═══ EXCERPTED DATA

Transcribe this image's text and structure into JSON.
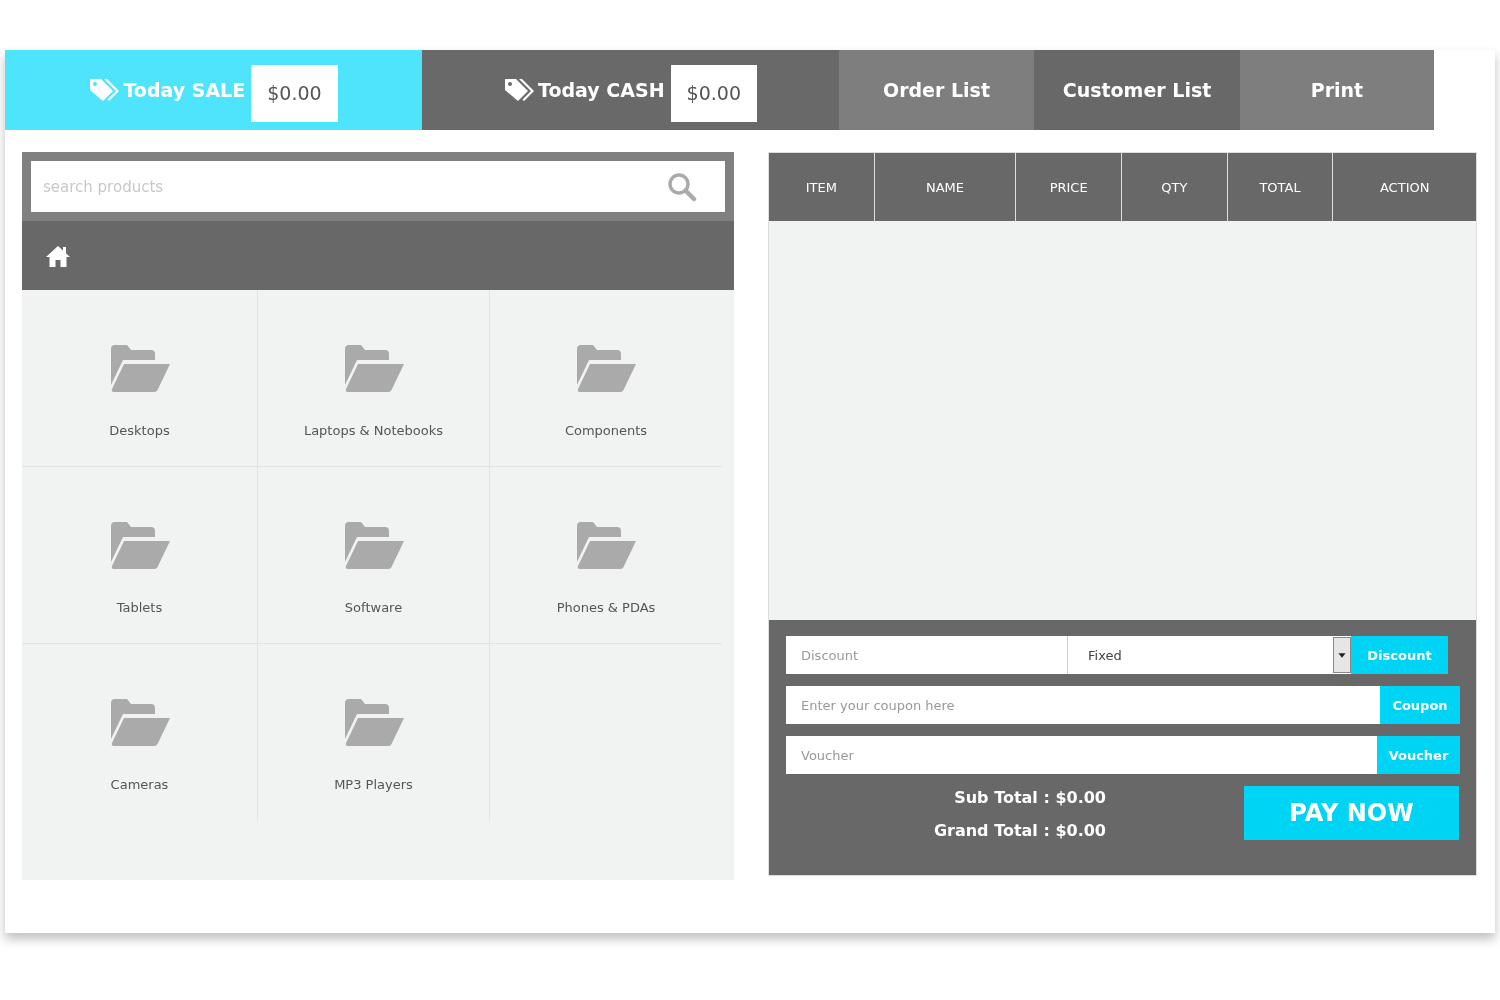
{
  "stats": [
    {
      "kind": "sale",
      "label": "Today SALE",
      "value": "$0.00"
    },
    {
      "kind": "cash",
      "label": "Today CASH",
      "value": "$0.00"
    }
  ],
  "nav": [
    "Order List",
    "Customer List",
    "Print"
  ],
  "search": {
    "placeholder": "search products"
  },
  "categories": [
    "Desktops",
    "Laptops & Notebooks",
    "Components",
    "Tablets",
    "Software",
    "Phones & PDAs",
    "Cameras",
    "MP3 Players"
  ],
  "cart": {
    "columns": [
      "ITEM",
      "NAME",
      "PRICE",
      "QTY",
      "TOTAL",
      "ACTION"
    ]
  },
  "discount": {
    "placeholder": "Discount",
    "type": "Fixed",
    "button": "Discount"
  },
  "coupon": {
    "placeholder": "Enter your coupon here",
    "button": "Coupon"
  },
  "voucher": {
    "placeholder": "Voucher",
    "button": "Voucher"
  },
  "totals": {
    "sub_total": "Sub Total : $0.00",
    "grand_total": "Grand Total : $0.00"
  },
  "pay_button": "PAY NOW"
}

══════

**WHAT THE EXERCISE ASKS:** Print out the whole of the material word for word, without pictures.

**CORRECT RESPONSE:**
Transcribe this image's text and structure into JSON.
{
  "stats": [
    {
      "kind": "sale",
      "label": "Today SALE",
      "value": "$0.00"
    },
    {
      "kind": "cash",
      "label": "Today CASH",
      "value": "$0.00"
    }
  ],
  "nav": [
    "Order List",
    "Customer List",
    "Print"
  ],
  "search": {
    "placeholder": "search products"
  },
  "categories": [
    "Desktops",
    "Laptops & Notebooks",
    "Components",
    "Tablets",
    "Software",
    "Phones & PDAs",
    "Cameras",
    "MP3 Players"
  ],
  "cart": {
    "columns": [
      "ITEM",
      "NAME",
      "PRICE",
      "QTY",
      "TOTAL",
      "ACTION"
    ]
  },
  "discount": {
    "placeholder": "Discount",
    "type": "Fixed",
    "button": "Discount"
  },
  "coupon": {
    "placeholder": "Enter your coupon here",
    "button": "Coupon"
  },
  "voucher": {
    "placeholder": "Voucher",
    "button": "Voucher"
  },
  "totals": {
    "sub_total": "Sub Total : $0.00",
    "grand_total": "Grand Total : $0.00"
  },
  "pay_button": "PAY NOW"
}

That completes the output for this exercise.